▸ **Problem requirements**
Count how many lines hold the string "accessible". Give that number alone.

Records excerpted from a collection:
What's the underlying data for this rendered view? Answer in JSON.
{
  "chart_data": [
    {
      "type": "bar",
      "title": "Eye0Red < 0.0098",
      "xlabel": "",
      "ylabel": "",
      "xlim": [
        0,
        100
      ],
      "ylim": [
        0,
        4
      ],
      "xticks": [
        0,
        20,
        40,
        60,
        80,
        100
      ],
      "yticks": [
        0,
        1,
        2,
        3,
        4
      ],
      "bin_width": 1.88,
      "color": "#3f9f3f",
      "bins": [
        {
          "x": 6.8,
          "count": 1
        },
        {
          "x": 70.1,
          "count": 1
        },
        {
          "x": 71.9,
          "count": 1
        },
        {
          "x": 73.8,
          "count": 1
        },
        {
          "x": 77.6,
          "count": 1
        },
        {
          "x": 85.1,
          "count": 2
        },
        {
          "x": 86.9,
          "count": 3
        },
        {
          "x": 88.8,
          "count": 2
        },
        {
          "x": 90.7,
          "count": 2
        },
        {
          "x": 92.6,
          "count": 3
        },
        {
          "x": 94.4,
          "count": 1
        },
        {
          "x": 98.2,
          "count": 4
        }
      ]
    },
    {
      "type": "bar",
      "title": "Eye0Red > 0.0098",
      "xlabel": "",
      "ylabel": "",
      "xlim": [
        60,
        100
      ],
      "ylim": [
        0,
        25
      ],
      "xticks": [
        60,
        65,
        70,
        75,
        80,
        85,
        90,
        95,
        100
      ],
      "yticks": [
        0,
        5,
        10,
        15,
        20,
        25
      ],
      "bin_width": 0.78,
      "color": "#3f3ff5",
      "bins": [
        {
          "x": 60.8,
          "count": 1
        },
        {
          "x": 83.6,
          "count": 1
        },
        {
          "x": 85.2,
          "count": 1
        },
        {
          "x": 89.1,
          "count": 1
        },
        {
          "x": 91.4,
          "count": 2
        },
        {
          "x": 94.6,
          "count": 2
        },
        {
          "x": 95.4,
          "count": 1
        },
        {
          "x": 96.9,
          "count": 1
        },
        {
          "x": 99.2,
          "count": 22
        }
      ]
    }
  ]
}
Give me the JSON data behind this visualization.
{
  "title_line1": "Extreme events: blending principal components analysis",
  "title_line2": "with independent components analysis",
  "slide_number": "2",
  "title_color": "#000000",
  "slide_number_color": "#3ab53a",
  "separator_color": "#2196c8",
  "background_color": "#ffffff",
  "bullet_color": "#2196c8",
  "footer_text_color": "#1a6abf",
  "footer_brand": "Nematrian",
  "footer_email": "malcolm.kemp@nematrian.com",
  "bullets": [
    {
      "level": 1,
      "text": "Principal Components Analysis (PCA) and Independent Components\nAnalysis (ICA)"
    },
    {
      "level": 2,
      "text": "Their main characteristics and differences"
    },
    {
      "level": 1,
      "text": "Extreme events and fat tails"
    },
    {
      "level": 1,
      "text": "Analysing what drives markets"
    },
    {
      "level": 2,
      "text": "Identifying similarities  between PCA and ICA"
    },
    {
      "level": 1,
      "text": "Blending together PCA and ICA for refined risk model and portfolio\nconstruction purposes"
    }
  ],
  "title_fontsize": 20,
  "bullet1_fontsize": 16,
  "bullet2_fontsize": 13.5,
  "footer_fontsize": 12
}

==

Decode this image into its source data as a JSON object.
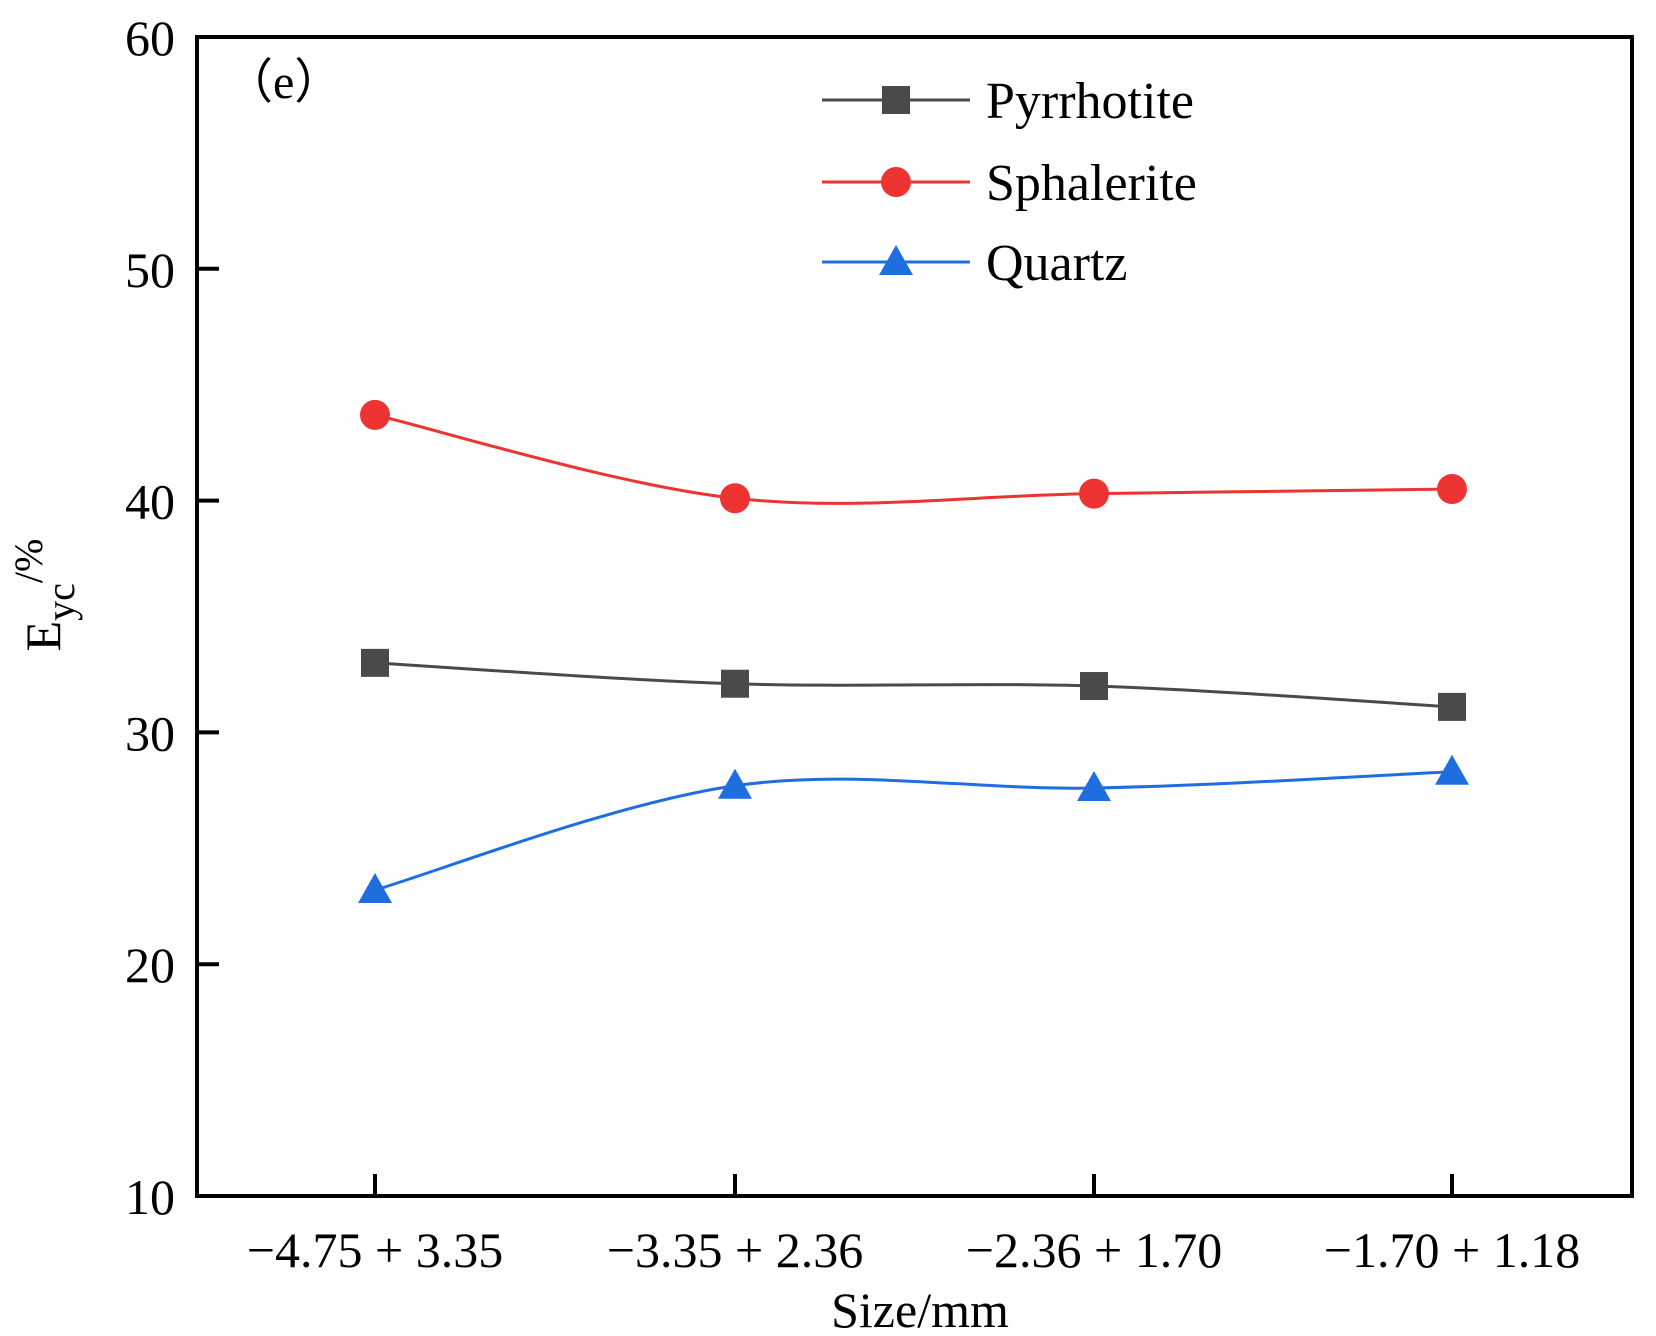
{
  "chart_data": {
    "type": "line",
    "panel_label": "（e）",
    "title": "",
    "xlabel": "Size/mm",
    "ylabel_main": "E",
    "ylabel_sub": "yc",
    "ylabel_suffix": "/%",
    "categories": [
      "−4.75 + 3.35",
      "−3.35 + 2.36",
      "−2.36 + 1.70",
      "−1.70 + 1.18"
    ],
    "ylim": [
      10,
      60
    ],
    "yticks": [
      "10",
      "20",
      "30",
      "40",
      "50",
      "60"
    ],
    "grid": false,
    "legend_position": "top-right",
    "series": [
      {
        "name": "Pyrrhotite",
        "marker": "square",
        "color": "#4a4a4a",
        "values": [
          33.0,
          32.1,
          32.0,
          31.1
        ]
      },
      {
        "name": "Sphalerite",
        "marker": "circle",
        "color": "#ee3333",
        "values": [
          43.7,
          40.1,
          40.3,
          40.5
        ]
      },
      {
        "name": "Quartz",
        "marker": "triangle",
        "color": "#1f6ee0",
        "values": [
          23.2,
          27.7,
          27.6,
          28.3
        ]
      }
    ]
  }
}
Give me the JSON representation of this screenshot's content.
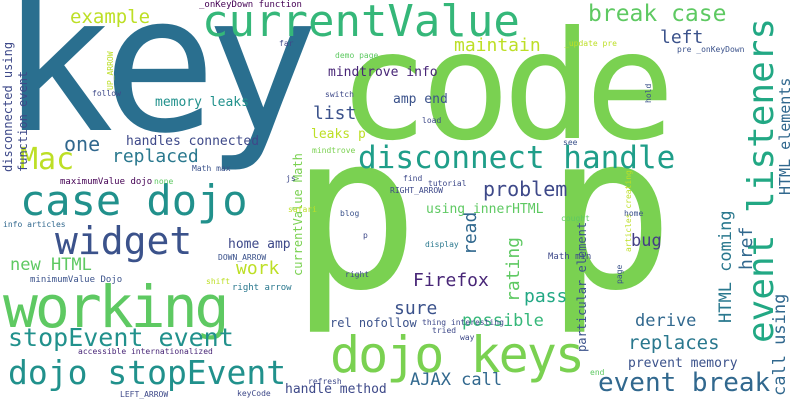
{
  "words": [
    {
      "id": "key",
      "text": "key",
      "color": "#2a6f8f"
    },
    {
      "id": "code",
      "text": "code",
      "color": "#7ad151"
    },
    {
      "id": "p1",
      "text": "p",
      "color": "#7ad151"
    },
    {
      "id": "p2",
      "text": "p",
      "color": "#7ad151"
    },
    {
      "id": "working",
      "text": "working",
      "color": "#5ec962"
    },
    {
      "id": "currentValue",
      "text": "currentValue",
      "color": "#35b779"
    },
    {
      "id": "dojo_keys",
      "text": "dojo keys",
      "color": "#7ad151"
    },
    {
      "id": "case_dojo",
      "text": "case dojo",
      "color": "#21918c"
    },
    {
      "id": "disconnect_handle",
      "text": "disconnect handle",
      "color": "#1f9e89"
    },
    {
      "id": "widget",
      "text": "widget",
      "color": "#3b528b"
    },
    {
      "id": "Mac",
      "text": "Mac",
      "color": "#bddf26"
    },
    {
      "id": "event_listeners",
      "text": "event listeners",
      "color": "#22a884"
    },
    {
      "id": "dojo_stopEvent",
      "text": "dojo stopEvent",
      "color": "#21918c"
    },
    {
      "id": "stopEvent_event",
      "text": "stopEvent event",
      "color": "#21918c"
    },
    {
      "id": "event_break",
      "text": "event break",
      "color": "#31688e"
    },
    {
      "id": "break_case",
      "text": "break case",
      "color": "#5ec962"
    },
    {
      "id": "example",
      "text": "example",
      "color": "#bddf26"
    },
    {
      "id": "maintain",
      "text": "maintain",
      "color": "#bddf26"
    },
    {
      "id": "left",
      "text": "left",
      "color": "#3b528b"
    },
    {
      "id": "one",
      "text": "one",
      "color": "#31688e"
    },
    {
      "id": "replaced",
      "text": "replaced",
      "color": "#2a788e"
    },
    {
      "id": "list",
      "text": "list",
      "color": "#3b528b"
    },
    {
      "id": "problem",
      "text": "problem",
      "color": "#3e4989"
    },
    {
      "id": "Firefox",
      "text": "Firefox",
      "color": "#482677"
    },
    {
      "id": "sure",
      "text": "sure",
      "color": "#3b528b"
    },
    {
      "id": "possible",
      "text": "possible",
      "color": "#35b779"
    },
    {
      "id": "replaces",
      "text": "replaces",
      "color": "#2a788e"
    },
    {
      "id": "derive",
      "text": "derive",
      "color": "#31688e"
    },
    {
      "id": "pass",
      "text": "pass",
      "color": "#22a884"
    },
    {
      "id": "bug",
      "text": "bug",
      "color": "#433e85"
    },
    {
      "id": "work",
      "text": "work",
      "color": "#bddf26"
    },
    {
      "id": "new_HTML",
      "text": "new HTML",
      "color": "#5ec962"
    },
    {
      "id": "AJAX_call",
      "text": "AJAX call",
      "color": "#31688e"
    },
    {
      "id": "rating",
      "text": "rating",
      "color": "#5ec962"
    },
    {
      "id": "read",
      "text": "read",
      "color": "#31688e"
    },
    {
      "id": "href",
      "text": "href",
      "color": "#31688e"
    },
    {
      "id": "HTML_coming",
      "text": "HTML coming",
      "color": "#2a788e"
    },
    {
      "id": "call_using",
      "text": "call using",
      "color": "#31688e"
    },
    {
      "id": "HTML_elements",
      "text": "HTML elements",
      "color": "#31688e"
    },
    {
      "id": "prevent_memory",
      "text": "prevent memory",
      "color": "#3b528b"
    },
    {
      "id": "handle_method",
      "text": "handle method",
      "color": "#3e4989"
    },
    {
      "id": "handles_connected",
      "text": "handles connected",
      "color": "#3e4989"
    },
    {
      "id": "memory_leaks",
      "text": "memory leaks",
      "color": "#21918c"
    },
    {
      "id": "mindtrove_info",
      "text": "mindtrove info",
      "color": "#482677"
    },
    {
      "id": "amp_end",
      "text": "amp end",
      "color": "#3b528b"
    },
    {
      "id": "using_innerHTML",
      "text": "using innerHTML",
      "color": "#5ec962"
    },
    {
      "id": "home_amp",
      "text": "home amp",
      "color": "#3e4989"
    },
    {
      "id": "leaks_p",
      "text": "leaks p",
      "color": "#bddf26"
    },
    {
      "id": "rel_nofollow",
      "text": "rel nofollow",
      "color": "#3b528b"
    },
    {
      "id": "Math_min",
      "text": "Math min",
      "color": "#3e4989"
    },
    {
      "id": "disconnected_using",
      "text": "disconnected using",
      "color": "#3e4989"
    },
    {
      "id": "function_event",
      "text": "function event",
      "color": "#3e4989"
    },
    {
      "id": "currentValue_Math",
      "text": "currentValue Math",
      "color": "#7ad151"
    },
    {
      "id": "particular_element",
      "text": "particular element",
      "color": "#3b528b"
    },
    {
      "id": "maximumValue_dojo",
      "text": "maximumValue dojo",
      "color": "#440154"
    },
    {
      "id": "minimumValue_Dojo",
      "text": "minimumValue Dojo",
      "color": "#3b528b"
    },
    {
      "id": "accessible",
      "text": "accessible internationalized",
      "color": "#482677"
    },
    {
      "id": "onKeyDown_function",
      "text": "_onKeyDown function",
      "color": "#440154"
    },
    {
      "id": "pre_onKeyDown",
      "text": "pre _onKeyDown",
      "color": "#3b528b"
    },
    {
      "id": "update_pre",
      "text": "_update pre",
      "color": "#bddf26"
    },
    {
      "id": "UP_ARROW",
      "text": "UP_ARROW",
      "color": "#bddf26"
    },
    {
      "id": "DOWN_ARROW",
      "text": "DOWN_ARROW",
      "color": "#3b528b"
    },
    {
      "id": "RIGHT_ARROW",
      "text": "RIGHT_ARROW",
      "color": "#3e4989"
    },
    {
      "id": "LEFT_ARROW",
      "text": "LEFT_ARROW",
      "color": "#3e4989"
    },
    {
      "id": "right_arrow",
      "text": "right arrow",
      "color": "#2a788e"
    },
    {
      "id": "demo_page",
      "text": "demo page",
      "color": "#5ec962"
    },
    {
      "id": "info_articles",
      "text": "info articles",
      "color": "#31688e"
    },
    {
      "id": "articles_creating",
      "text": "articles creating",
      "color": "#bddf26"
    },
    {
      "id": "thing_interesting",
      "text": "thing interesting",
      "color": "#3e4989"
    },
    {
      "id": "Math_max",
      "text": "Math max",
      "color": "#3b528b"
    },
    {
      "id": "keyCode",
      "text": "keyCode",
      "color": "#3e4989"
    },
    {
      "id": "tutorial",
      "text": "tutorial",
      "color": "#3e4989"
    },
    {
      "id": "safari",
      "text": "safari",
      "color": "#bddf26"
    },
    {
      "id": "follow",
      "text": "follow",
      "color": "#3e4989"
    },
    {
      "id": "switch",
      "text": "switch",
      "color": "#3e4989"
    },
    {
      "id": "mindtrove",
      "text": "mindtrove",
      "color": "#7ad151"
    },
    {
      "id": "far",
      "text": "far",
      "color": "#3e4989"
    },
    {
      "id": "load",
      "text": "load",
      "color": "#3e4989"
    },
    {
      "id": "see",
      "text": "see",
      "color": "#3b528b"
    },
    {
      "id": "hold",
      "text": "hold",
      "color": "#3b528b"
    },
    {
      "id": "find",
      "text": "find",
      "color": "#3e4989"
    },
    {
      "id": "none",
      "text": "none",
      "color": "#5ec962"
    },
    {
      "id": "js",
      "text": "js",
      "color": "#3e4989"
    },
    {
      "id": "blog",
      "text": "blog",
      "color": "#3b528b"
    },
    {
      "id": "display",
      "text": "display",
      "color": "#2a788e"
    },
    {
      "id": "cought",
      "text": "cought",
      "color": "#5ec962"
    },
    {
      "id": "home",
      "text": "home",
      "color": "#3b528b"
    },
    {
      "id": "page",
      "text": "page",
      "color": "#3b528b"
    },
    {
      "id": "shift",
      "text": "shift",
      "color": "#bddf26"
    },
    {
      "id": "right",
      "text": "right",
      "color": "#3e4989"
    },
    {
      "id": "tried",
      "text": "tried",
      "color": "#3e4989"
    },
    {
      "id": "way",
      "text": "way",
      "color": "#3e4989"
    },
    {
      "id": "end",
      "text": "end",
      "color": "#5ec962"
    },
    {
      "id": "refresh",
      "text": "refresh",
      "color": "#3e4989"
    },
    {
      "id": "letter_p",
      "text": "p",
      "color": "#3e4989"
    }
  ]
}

...

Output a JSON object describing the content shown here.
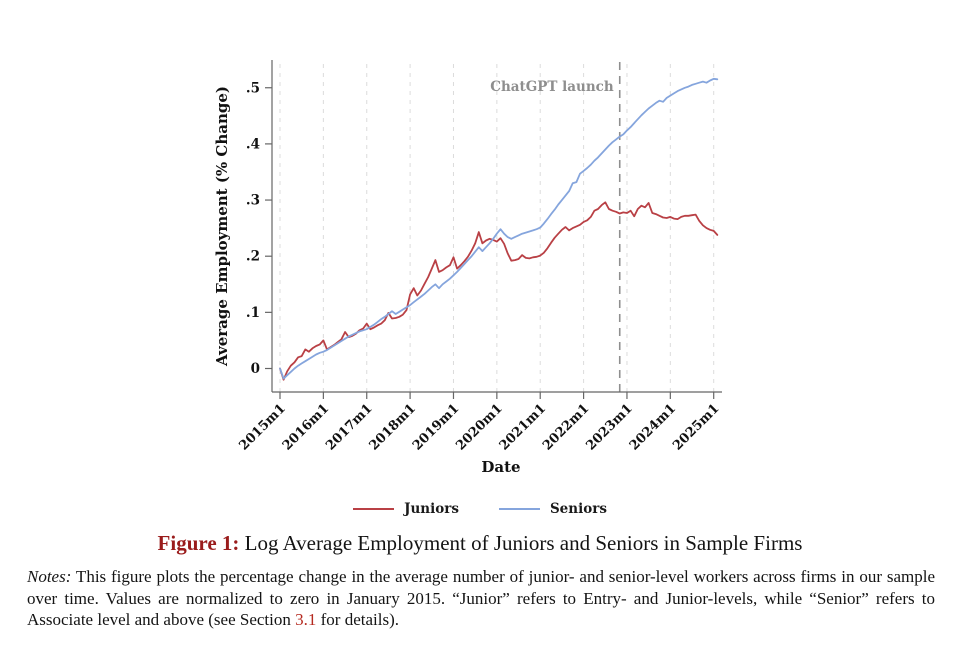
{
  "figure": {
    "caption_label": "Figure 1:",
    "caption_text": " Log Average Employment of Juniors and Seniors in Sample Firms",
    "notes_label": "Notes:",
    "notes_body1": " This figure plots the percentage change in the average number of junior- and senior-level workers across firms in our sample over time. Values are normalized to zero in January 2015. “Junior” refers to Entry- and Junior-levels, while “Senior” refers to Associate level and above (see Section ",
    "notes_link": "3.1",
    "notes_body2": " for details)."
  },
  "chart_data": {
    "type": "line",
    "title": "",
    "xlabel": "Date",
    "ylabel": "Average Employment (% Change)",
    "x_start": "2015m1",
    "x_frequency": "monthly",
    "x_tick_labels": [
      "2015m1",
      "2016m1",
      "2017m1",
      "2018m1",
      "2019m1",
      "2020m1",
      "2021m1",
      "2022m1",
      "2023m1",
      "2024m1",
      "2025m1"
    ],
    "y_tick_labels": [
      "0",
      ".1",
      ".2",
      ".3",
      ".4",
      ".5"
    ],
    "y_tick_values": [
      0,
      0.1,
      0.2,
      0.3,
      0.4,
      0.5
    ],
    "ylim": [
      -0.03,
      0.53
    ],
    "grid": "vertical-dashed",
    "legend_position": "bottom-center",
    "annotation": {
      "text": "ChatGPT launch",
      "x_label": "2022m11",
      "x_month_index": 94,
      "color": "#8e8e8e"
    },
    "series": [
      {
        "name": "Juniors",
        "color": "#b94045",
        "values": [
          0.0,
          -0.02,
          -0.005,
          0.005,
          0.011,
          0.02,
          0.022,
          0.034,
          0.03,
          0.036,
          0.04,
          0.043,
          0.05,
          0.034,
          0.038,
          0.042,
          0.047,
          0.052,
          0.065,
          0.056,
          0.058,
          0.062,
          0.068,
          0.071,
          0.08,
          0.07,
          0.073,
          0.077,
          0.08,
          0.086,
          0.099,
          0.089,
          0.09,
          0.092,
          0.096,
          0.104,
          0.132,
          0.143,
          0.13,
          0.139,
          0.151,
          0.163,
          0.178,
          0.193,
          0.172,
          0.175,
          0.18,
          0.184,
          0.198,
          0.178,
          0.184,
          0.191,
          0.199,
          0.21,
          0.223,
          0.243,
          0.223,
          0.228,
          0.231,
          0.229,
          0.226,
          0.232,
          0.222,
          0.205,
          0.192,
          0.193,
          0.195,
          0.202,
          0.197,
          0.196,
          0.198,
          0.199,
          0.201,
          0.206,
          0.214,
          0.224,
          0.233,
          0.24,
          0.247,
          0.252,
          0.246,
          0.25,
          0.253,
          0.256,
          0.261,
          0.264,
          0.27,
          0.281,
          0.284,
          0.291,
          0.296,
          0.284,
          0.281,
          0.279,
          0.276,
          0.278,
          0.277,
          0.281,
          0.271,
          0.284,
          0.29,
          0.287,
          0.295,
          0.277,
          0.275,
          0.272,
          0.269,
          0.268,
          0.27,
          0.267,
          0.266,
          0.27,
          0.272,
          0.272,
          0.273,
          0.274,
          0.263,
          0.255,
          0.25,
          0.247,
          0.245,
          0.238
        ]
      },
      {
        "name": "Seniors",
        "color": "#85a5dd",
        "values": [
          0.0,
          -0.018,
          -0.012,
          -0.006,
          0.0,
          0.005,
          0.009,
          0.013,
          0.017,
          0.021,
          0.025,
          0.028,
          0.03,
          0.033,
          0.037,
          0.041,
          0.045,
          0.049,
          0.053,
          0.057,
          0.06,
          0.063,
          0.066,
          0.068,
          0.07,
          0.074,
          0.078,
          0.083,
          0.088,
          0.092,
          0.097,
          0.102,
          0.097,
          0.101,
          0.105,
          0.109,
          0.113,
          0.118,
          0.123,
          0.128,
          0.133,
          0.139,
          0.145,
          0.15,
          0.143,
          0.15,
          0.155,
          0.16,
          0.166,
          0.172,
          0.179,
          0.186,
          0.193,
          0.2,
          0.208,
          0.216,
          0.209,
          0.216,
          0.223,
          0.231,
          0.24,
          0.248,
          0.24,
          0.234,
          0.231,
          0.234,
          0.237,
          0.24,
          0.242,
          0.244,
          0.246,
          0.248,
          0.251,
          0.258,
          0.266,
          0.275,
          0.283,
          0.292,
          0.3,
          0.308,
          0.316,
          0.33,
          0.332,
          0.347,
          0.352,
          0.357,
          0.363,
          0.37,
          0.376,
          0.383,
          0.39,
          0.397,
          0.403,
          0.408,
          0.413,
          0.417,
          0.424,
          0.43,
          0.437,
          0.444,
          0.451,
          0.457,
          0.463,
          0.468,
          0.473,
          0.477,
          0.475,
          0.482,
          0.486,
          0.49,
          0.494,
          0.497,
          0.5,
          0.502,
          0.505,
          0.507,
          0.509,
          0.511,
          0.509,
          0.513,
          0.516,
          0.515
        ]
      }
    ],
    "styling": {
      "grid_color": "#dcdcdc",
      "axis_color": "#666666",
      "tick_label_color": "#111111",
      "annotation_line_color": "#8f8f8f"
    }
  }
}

▸ **Exercise solution**
2